§ Document passage
————

On 25/11/15 17:28, Karl Czajkowski wrote:
> On Nov 25, Henry Gomersall modulated:
> 
>> The OpenGL context is created independently of the OpenCL context and
>> exists in a different thread. I'm currently making no attempt to share
>> data between OpenGL and OpenCL - all the data passes via the CPU.
>>
> 
> How is this sharing via CPU done?  Are you copying data into opengl
> vertex buffers or textures via opengl API calls?  Are these calls done
> in the opengl thread at the right point in the rendering loop?
> 

Yes, the VBO is populated using OpenGL calls at what I _think_ is the
correct location - during the requisite draw command (it uses Qt through
PySide, so in the paintGL method override).

> At the very least, you need to do something to synchronize your reads
> of results from the opencl thread and your writes to the opengl
> thread.  I would expect you'd copy opencl results into Python during
> the opencl thread (between kernel runs) and stick them in a
> synchronized Python structure to then pull them out and send to opengl
> from the opengl thread.

————

§ Given information
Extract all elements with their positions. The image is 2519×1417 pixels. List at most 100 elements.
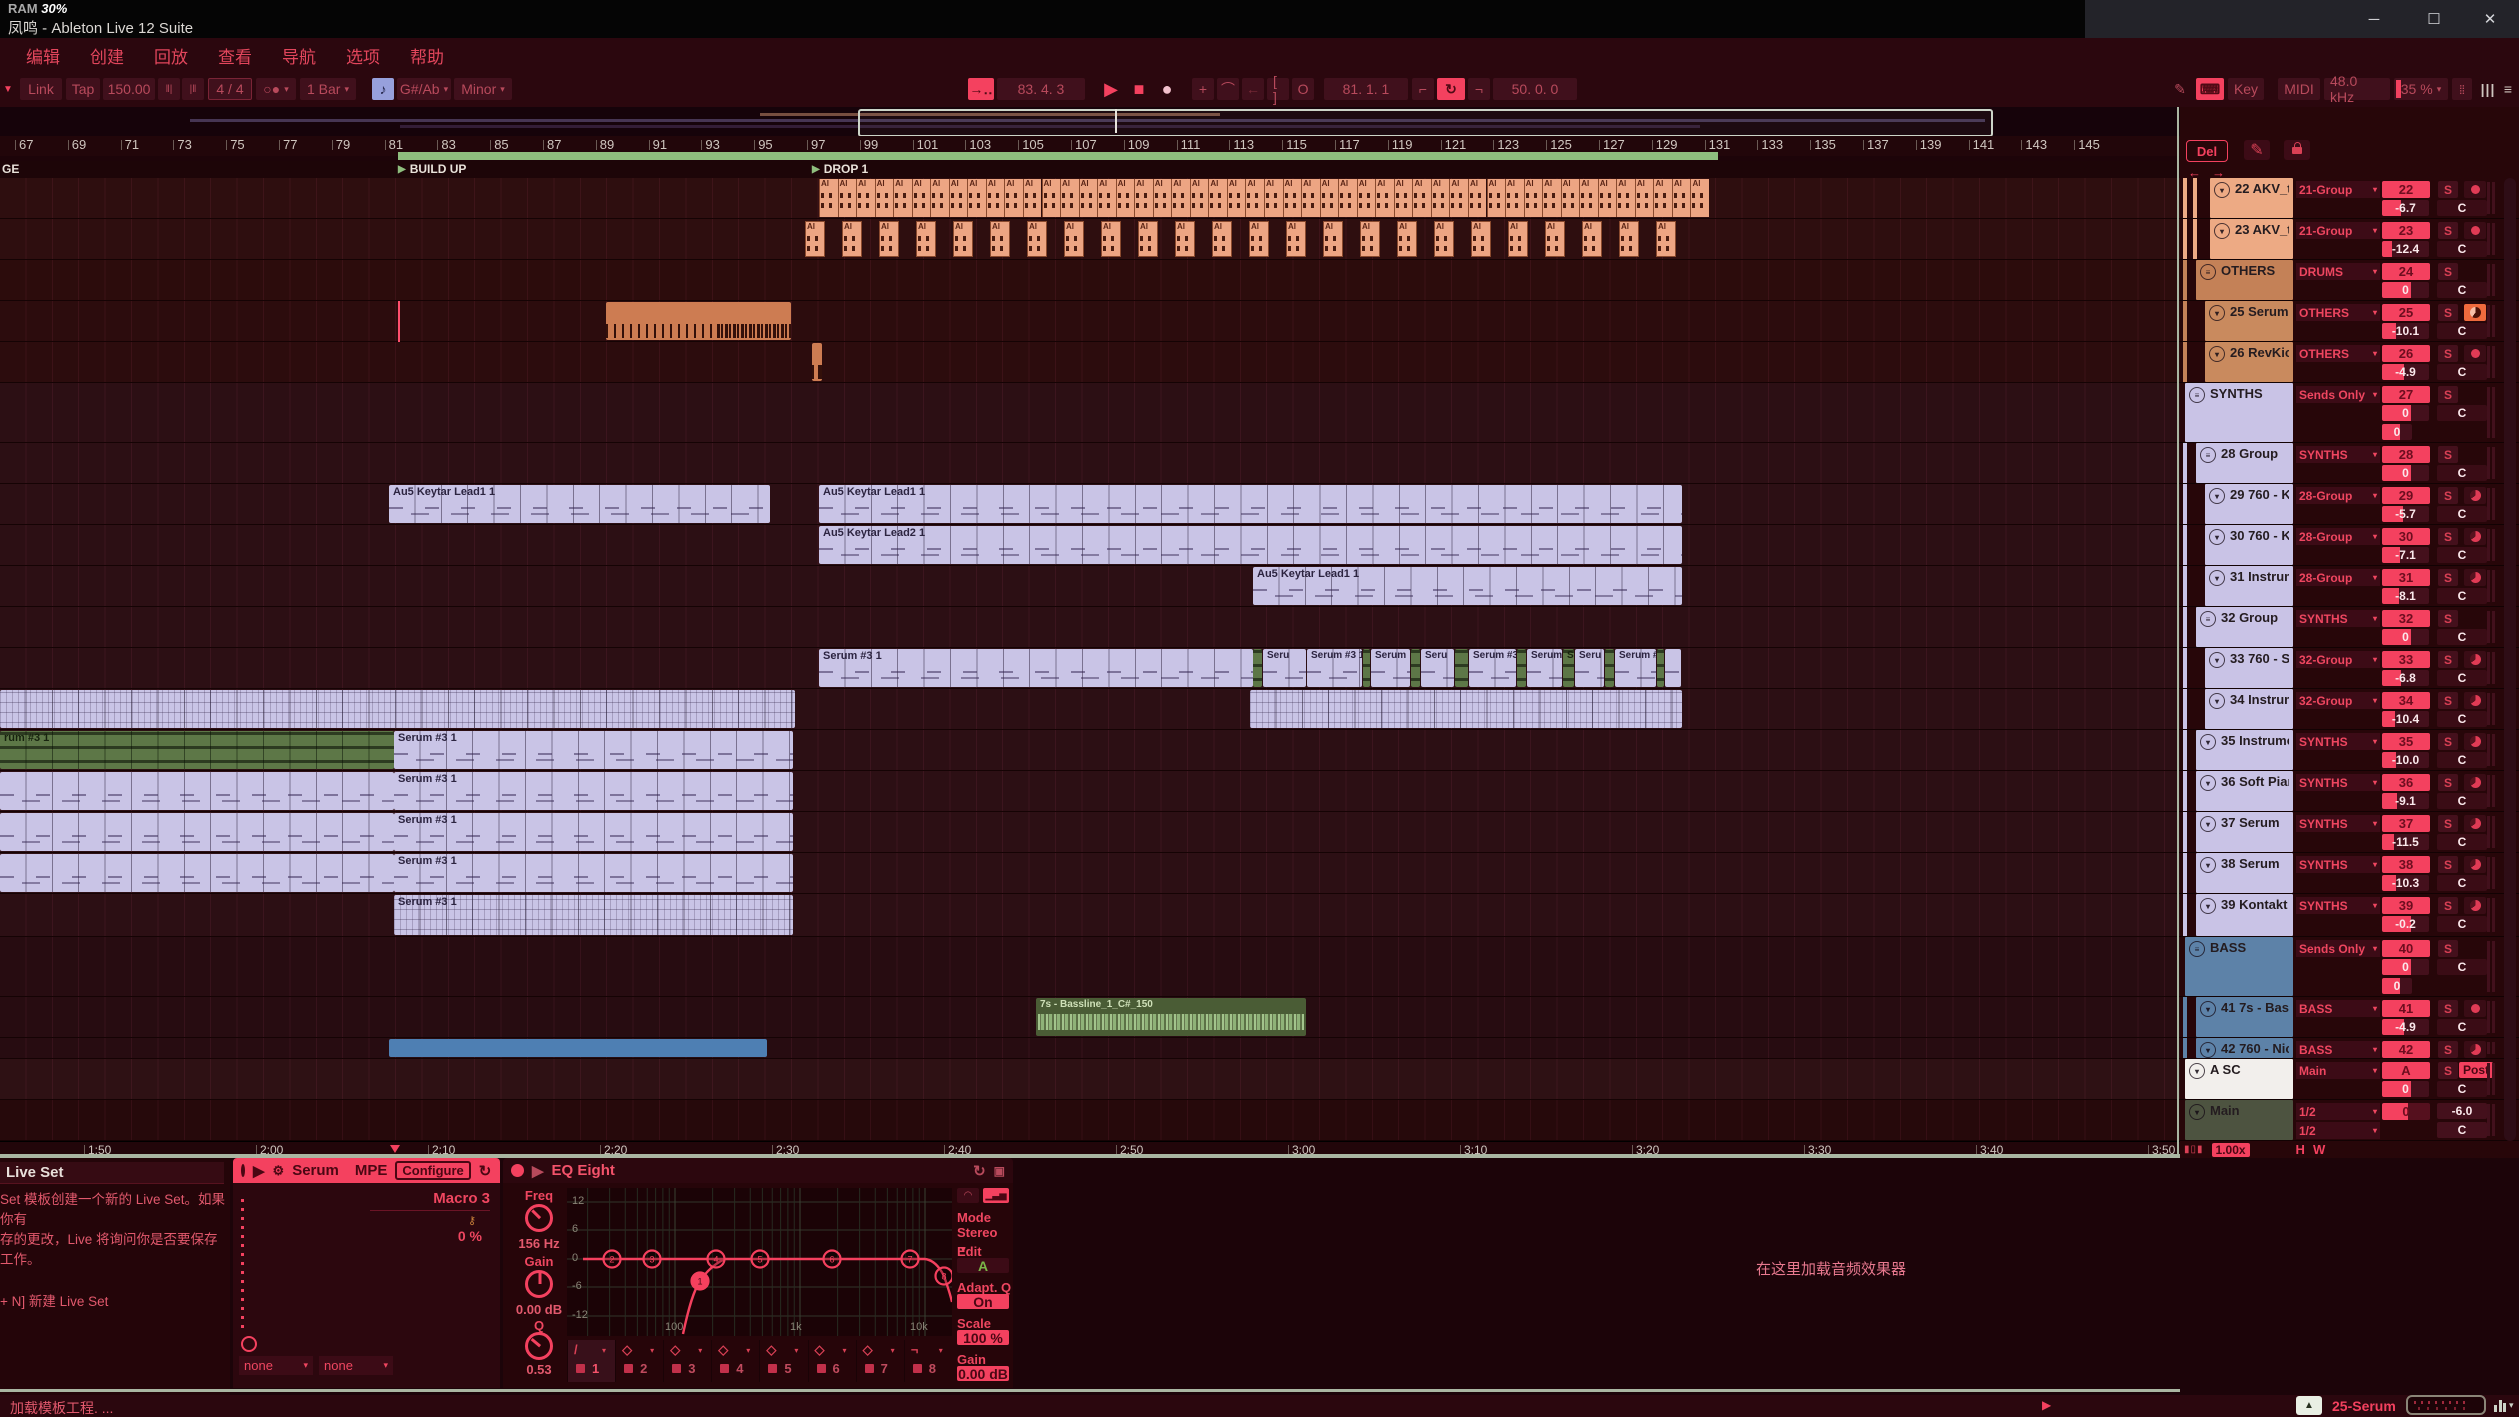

————

§ Task A
Answer these questions using the OpenGL and OpenCL email thread.
(i) How does data pass between OpenGL and OpenCL?
(ii) In which method override is the VBO populated?
(iii) Into what kind of Python structure does the reply suggest placing the copied OpenCL results?
§ Task B
Write the next part of the OpenGL and OpenCL email thread, picking up after its final sentence.

§ Task result A
(i) All the data passes via the CPU.
(ii) The paintGL method override.
(iii) A synchronized Python structure.

§ Task result B
> 

Exactly, the python code reads in the OpenCL result and copies to a
numpy array (using .get() on a clArray) and then passes it to the
rendering thread.

It all works just great when the CPU is doing the data production, so
I've no concerns about basic thread synchronization.

> 
>> I'm finding that I'm getting substantial artifacts in the OpenGL
>> rendering. Specifically, I get a heavy flickering of the rendering - it
>> looks like e.g. certain line segments are not being drawn (it's a simple
>> line drawing program) for some frame.
>>
> 
> Is the renderer using line vertices copied over from opencl results?
> Do the missing lines make sense as rendering a partially copied array?
> 

Yes, but via arrays in main memory. It looks to me like it's simply
missing line segments from the VBO - like the fragment shader is not
being called in every case or something.

> Also, are you using double-buffering in opengl so that only completely
> rendered frames will be swapped to the display?  Otherwise, you could
> also see parts of the scene drawn or missing depending on when they
> happen relative to the vertical blanking period and buffer clearing.
> 

No, not currently. But I've never seen such a problem when producing
data from CPU - though plausibly the extra work the GPU is doing is
causing problems?

> 
>> Curiously, it doesn't break _every_ run. About 1 run in 10 works
>> perfectly, with no visual problems at all. I wonder if there is some
>> race condition causing a (setup?) problem.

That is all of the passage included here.